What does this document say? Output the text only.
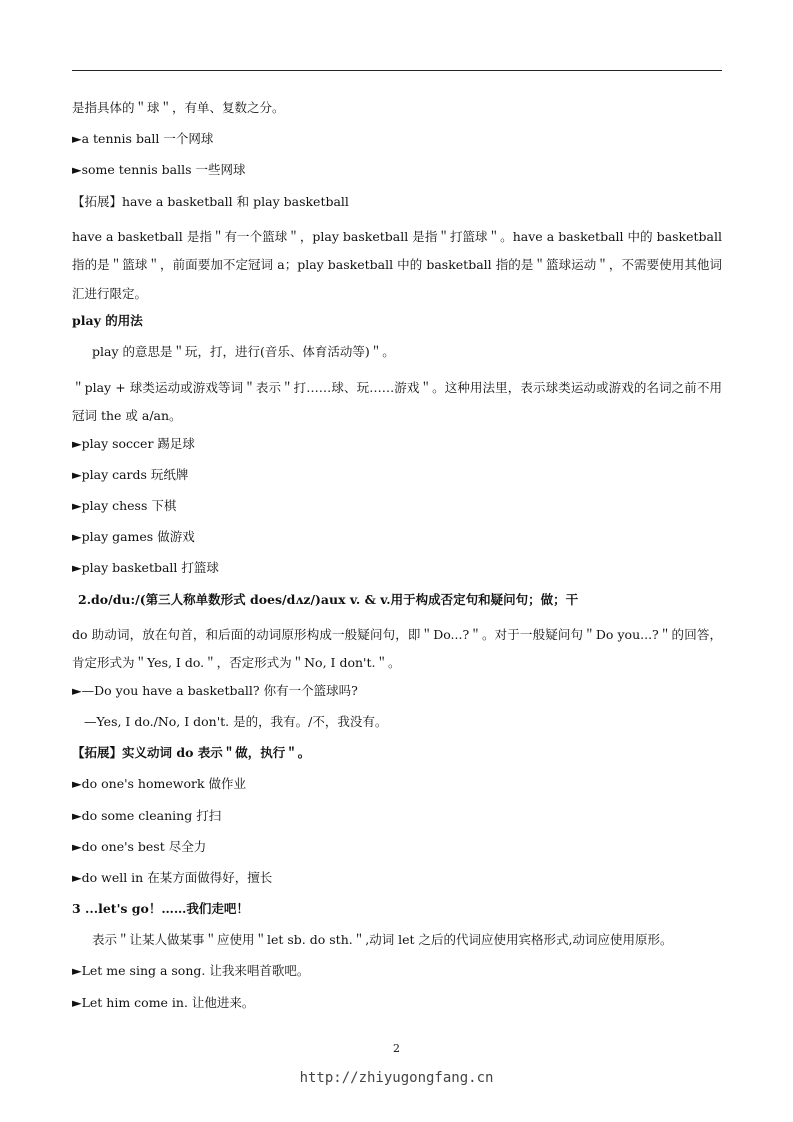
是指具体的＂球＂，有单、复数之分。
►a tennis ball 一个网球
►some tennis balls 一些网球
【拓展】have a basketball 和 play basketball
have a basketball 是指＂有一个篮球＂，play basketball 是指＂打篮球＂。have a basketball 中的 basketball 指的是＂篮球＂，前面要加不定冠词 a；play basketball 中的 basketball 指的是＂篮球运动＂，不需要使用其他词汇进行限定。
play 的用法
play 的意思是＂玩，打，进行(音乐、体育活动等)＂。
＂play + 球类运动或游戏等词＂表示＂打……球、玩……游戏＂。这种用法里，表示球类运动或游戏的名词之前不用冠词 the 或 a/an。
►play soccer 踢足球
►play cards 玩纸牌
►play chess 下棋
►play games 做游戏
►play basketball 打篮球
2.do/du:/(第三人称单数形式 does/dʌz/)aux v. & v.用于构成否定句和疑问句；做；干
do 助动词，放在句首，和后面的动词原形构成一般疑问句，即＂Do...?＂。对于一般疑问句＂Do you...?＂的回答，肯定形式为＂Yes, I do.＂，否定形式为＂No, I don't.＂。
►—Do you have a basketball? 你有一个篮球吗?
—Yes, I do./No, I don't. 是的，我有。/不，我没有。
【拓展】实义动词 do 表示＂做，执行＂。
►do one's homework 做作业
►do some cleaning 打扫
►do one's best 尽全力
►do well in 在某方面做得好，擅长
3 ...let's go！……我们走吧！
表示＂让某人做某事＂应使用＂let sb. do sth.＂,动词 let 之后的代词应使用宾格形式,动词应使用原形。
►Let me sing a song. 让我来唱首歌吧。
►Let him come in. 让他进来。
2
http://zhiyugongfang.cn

#### [Problem to work on]
Return each line that includes "play".

#### [Completed exercise]
【拓展】have a basketball 和 play basketball
have a basketball 是指＂有一个篮球＂，play basketball 是指＂打篮球＂。have a basketball 中的 basketball 指的是＂篮球＂，前面要加不定冠词 a；play basketball 中的 basketball 指的是＂篮球运动＂，不需要使用其他词汇进行限定。
play 的用法
play 的意思是＂玩，打，进行(音乐、体育活动等)＂。
＂play + 球类运动或游戏等词＂表示＂打……球、玩……游戏＂。这种用法里，表示球类运动或游戏的名词之前不用冠词 the 或 a/an。
►play soccer 踢足球
►play cards 玩纸牌
►play chess 下棋
►play games 做游戏
►play basketball 打篮球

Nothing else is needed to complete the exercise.